LISTED ENTRIES >>
--- Begin ---
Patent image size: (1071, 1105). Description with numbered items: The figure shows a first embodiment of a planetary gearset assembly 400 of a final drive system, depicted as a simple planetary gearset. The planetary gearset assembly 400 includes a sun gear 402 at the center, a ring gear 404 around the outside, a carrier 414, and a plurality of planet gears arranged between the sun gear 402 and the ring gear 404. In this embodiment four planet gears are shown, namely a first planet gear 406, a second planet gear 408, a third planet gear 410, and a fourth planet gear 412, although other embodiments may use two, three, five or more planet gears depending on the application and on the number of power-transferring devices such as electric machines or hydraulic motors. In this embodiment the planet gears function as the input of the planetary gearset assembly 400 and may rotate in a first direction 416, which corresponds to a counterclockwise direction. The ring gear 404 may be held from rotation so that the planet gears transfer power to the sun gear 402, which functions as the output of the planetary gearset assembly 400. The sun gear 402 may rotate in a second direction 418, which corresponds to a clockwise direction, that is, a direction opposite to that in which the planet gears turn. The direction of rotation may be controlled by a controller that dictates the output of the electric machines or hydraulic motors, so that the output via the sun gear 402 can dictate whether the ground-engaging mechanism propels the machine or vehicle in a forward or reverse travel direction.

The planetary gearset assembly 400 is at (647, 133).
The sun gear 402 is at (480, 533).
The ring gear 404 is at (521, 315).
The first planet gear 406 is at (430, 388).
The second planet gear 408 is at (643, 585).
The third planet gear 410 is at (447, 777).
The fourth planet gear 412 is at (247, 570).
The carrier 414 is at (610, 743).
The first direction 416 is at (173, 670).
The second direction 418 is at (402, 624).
--- End ---
TASK STATEMENT >> Reproduce each of the lines above word for word, with no changes.

SOLUTION TO THIS PROBLEM >>
Patent image size: (1071, 1105). Description with numbered items: The figure shows a first embodiment of a planetary gearset assembly 400 of a final drive system, depicted as a simple planetary gearset. The planetary gearset assembly 400 includes a sun gear 402 at the center, a ring gear 404 around the outside, a carrier 414, and a plurality of planet gears arranged between the sun gear 402 and the ring gear 404. In this embodiment four planet gears are shown, namely a first planet gear 406, a second planet gear 408, a third planet gear 410, and a fourth planet gear 412, although other embodiments may use two, three, five or more planet gears depending on the application and on the number of power-transferring devices such as electric machines or hydraulic motors. In this embodiment the planet gears function as the input of the planetary gearset assembly 400 and may rotate in a first direction 416, which corresponds to a counterclockwise direction. The ring gear 404 may be held from rotation so that the planet gears transfer power to the sun gear 402, which functions as the output of the planetary gearset assembly 400. The sun gear 402 may rotate in a second direction 418, which corresponds to a clockwise direction, that is, a direction opposite to that in which the planet gears turn. The direction of rotation may be controlled by a controller that dictates the output of the electric machines or hydraulic motors, so that the output via the sun gear 402 can dictate whether the ground-engaging mechanism propels the machine or vehicle in a forward or reverse travel direction.

The planetary gearset assembly 400 is at (647, 133).
The sun gear 402 is at (480, 533).
The ring gear 404 is at (521, 315).
The first planet gear 406 is at (430, 388).
The second planet gear 408 is at (643, 585).
The third planet gear 410 is at (447, 777).
The fourth planet gear 412 is at (247, 570).
The carrier 414 is at (610, 743).
The first direction 416 is at (173, 670).
The second direction 418 is at (402, 624).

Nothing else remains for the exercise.